# start of PROVIDED INFORMATION
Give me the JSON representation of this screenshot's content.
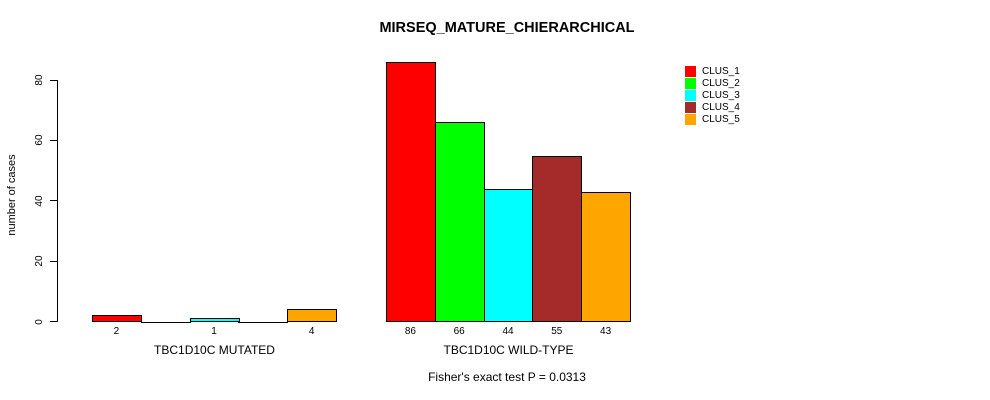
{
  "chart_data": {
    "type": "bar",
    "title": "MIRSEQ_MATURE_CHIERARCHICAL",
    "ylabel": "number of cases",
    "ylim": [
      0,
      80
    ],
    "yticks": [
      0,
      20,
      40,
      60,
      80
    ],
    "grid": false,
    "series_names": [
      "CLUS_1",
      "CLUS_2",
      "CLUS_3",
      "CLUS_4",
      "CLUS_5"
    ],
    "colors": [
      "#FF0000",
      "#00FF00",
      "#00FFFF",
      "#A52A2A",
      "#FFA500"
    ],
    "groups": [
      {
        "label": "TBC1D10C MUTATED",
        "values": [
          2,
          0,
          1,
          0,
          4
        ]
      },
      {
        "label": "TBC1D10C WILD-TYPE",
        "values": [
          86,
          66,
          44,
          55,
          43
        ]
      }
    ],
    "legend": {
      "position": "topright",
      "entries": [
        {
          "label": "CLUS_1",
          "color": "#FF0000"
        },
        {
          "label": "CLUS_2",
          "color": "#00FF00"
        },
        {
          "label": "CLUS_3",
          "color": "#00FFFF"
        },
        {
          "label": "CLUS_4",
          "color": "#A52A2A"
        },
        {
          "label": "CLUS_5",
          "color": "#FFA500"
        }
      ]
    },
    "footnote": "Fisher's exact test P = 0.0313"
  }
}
# end of PROVIDED INFORMATION
# start of PROVIDED INFORMATION
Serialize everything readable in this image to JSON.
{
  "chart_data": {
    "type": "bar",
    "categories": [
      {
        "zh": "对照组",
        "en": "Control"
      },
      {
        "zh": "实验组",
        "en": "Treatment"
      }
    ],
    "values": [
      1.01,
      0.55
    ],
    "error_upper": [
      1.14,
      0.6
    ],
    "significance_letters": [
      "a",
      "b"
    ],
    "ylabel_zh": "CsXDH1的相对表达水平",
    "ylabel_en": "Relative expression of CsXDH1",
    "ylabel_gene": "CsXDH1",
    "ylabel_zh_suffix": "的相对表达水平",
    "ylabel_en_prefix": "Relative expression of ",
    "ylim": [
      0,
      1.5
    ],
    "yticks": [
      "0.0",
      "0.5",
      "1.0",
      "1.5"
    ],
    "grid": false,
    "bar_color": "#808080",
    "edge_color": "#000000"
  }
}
# end of PROVIDED INFORMATION
# start of PROVIDED INFORMATION
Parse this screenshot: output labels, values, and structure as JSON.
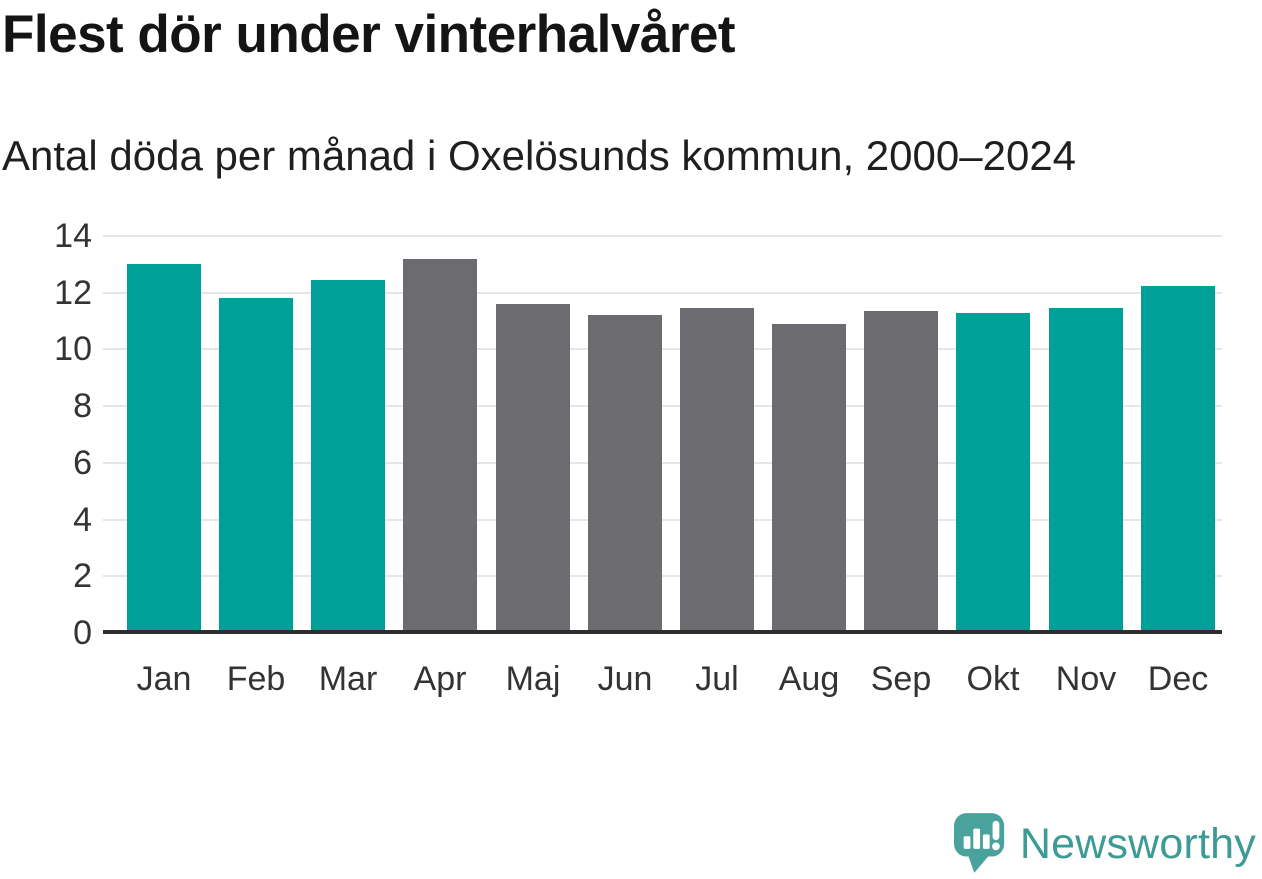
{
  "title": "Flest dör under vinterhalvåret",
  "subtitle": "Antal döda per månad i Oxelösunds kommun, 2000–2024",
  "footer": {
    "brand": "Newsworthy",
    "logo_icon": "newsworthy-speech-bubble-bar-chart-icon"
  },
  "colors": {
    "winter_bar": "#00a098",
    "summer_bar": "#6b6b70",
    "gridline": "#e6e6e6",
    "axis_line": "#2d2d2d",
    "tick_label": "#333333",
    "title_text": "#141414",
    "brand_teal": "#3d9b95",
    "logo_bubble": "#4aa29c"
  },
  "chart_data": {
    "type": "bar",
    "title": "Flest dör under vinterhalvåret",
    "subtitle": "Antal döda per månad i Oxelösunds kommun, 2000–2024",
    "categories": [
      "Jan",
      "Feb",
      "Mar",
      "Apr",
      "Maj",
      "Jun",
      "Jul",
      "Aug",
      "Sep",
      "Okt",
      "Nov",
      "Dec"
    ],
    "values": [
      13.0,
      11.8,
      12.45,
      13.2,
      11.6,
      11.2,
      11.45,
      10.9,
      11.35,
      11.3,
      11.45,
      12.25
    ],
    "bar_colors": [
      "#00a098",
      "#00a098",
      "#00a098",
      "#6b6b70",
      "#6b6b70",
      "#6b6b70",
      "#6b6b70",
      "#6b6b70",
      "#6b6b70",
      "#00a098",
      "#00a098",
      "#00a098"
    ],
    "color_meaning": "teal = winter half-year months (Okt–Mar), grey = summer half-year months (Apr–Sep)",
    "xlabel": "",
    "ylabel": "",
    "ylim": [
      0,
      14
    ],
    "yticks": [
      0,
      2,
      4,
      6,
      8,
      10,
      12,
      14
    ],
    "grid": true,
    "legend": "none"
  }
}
# end of PROVIDED INFORMATION
WHAT YOU SHOULD DO – From the records given above, copy all lines containing "Antal".

ANSWER TO THIS EXERCISE –
  "subtitle": "Antal döda per månad i Oxelösunds kommun, 2000–2024",
    "subtitle": "Antal döda per månad i Oxelösunds kommun, 2000–2024",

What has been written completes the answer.